Items from a figure collection:
====

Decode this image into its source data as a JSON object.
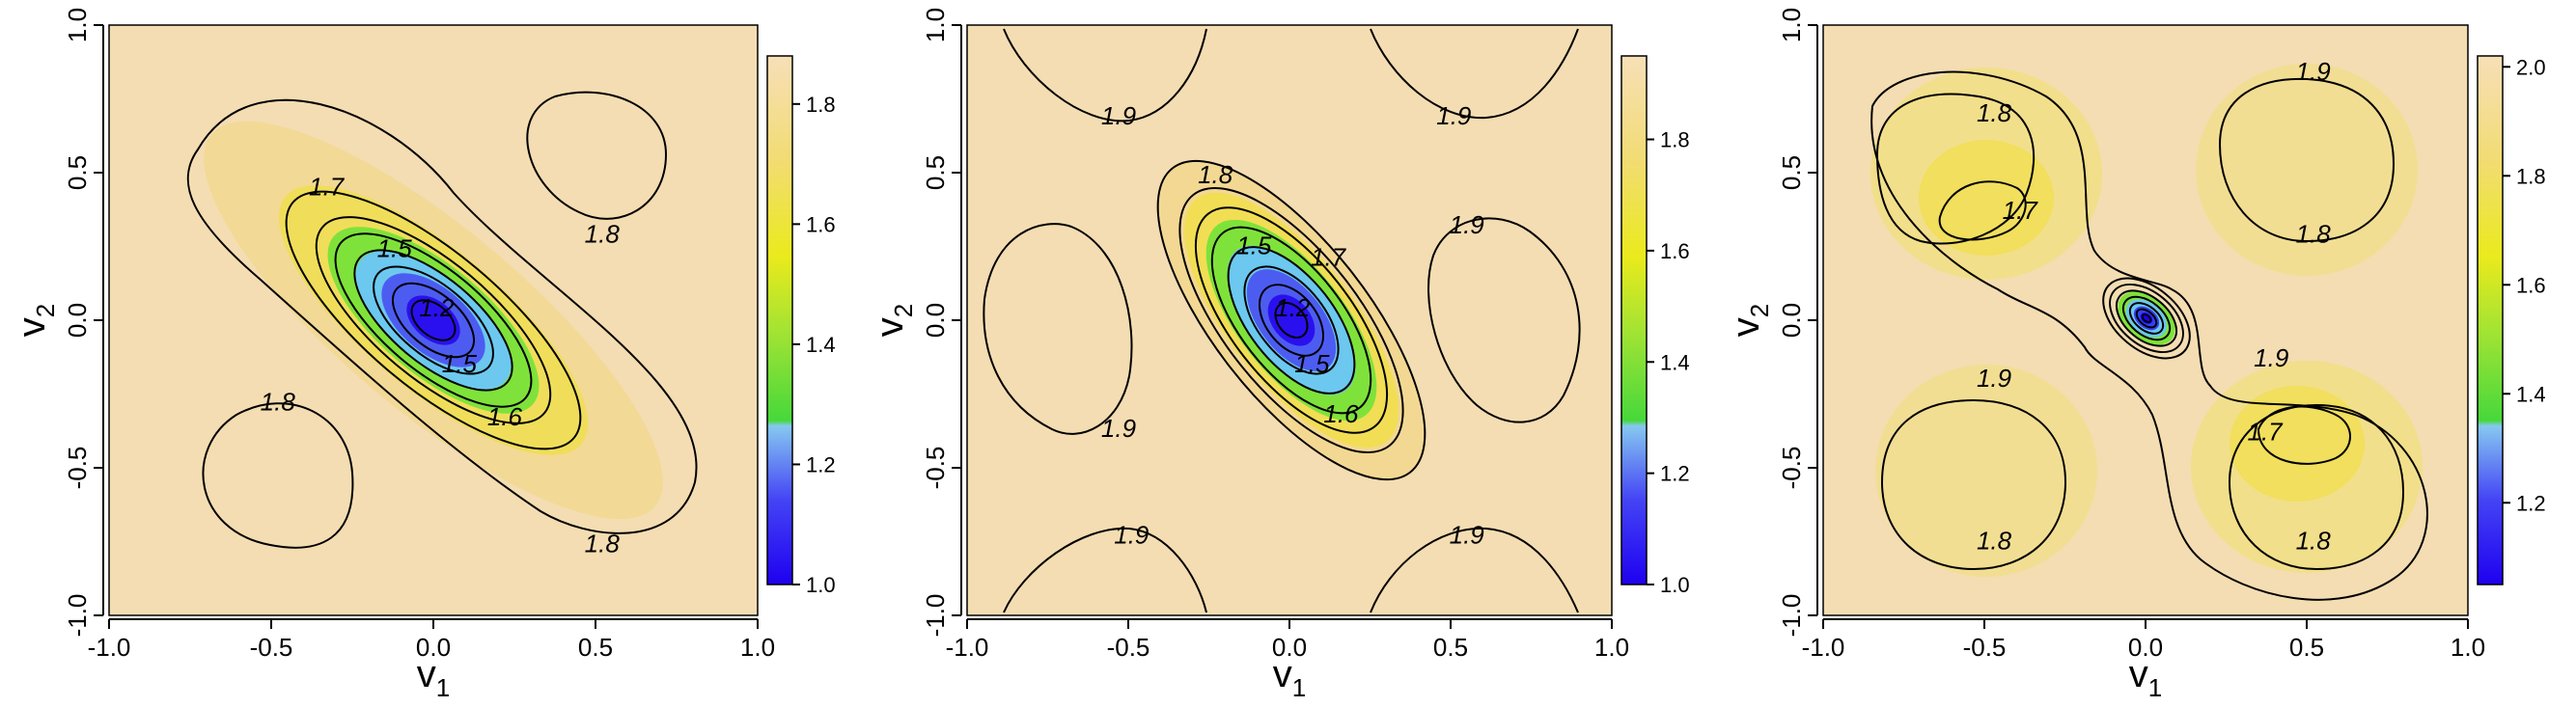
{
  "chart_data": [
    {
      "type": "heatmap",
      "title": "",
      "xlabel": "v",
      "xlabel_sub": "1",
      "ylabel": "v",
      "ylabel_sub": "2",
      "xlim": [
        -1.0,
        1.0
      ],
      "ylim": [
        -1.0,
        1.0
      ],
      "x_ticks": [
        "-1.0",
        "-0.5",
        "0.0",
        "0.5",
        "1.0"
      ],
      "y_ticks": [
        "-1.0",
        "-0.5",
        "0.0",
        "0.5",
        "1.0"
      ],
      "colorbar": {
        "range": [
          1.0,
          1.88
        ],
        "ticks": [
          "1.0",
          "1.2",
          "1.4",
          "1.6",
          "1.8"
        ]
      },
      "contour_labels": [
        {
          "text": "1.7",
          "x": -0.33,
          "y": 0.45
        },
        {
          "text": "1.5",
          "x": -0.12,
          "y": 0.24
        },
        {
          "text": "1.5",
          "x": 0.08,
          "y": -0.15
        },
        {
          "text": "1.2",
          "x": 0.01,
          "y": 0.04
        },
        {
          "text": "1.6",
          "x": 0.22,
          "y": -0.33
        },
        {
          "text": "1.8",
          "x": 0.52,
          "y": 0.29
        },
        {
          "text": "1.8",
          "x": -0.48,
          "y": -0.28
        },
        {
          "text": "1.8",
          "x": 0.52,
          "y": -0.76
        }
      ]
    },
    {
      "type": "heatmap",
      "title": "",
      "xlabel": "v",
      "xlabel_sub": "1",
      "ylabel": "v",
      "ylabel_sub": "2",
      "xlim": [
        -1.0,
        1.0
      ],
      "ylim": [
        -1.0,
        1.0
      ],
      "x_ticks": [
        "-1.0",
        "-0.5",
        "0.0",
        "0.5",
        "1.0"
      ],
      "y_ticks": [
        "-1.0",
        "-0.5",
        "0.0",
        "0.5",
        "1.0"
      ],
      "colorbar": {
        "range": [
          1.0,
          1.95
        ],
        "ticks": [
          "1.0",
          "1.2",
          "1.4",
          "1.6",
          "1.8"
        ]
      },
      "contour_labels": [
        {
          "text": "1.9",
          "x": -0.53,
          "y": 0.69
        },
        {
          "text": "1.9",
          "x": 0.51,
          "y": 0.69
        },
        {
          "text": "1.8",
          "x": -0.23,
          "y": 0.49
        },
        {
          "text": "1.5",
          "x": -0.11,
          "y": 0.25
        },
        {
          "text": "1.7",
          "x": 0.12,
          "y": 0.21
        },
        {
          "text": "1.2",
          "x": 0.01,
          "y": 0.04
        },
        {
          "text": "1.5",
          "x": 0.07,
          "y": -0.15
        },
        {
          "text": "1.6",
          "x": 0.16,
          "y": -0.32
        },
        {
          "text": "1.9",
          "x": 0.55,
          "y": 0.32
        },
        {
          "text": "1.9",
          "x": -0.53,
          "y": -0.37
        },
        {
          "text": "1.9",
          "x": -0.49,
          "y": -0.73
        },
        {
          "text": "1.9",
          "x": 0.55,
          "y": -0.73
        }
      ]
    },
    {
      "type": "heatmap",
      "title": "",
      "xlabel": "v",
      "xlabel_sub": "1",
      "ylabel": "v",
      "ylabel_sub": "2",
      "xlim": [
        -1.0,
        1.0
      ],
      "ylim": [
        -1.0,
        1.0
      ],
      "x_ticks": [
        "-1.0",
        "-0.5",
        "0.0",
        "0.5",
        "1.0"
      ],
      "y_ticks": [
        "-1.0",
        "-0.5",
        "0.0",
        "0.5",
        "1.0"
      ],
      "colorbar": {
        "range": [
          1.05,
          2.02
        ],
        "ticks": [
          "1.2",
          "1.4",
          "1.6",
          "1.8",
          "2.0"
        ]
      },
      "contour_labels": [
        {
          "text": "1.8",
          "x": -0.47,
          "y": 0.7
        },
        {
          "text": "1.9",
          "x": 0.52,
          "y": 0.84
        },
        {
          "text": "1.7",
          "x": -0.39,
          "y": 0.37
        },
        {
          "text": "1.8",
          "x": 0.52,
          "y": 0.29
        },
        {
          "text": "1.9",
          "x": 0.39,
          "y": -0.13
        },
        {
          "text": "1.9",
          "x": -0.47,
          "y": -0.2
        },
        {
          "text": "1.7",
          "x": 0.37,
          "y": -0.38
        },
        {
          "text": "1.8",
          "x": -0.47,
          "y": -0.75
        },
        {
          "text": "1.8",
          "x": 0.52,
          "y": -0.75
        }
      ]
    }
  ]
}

====

Reproduce every line of the material precisely, omitting its pictures.

Decode this image into its source data as a JSON object.
{
  "chart_data": [
    {
      "type": "heatmap",
      "title": "",
      "xlabel": "v",
      "xlabel_sub": "1",
      "ylabel": "v",
      "ylabel_sub": "2",
      "xlim": [
        -1.0,
        1.0
      ],
      "ylim": [
        -1.0,
        1.0
      ],
      "x_ticks": [
        "-1.0",
        "-0.5",
        "0.0",
        "0.5",
        "1.0"
      ],
      "y_ticks": [
        "-1.0",
        "-0.5",
        "0.0",
        "0.5",
        "1.0"
      ],
      "colorbar": {
        "range": [
          1.0,
          1.88
        ],
        "ticks": [
          "1.0",
          "1.2",
          "1.4",
          "1.6",
          "1.8"
        ]
      },
      "contour_labels": [
        {
          "text": "1.7",
          "x": -0.33,
          "y": 0.45
        },
        {
          "text": "1.5",
          "x": -0.12,
          "y": 0.24
        },
        {
          "text": "1.5",
          "x": 0.08,
          "y": -0.15
        },
        {
          "text": "1.2",
          "x": 0.01,
          "y": 0.04
        },
        {
          "text": "1.6",
          "x": 0.22,
          "y": -0.33
        },
        {
          "text": "1.8",
          "x": 0.52,
          "y": 0.29
        },
        {
          "text": "1.8",
          "x": -0.48,
          "y": -0.28
        },
        {
          "text": "1.8",
          "x": 0.52,
          "y": -0.76
        }
      ]
    },
    {
      "type": "heatmap",
      "title": "",
      "xlabel": "v",
      "xlabel_sub": "1",
      "ylabel": "v",
      "ylabel_sub": "2",
      "xlim": [
        -1.0,
        1.0
      ],
      "ylim": [
        -1.0,
        1.0
      ],
      "x_ticks": [
        "-1.0",
        "-0.5",
        "0.0",
        "0.5",
        "1.0"
      ],
      "y_ticks": [
        "-1.0",
        "-0.5",
        "0.0",
        "0.5",
        "1.0"
      ],
      "colorbar": {
        "range": [
          1.0,
          1.95
        ],
        "ticks": [
          "1.0",
          "1.2",
          "1.4",
          "1.6",
          "1.8"
        ]
      },
      "contour_labels": [
        {
          "text": "1.9",
          "x": -0.53,
          "y": 0.69
        },
        {
          "text": "1.9",
          "x": 0.51,
          "y": 0.69
        },
        {
          "text": "1.8",
          "x": -0.23,
          "y": 0.49
        },
        {
          "text": "1.5",
          "x": -0.11,
          "y": 0.25
        },
        {
          "text": "1.7",
          "x": 0.12,
          "y": 0.21
        },
        {
          "text": "1.2",
          "x": 0.01,
          "y": 0.04
        },
        {
          "text": "1.5",
          "x": 0.07,
          "y": -0.15
        },
        {
          "text": "1.6",
          "x": 0.16,
          "y": -0.32
        },
        {
          "text": "1.9",
          "x": 0.55,
          "y": 0.32
        },
        {
          "text": "1.9",
          "x": -0.53,
          "y": -0.37
        },
        {
          "text": "1.9",
          "x": -0.49,
          "y": -0.73
        },
        {
          "text": "1.9",
          "x": 0.55,
          "y": -0.73
        }
      ]
    },
    {
      "type": "heatmap",
      "title": "",
      "xlabel": "v",
      "xlabel_sub": "1",
      "ylabel": "v",
      "ylabel_sub": "2",
      "xlim": [
        -1.0,
        1.0
      ],
      "ylim": [
        -1.0,
        1.0
      ],
      "x_ticks": [
        "-1.0",
        "-0.5",
        "0.0",
        "0.5",
        "1.0"
      ],
      "y_ticks": [
        "-1.0",
        "-0.5",
        "0.0",
        "0.5",
        "1.0"
      ],
      "colorbar": {
        "range": [
          1.05,
          2.02
        ],
        "ticks": [
          "1.2",
          "1.4",
          "1.6",
          "1.8",
          "2.0"
        ]
      },
      "contour_labels": [
        {
          "text": "1.8",
          "x": -0.47,
          "y": 0.7
        },
        {
          "text": "1.9",
          "x": 0.52,
          "y": 0.84
        },
        {
          "text": "1.7",
          "x": -0.39,
          "y": 0.37
        },
        {
          "text": "1.8",
          "x": 0.52,
          "y": 0.29
        },
        {
          "text": "1.9",
          "x": 0.39,
          "y": -0.13
        },
        {
          "text": "1.9",
          "x": -0.47,
          "y": -0.2
        },
        {
          "text": "1.7",
          "x": 0.37,
          "y": -0.38
        },
        {
          "text": "1.8",
          "x": -0.47,
          "y": -0.75
        },
        {
          "text": "1.8",
          "x": 0.52,
          "y": -0.75
        }
      ]
    }
  ]
}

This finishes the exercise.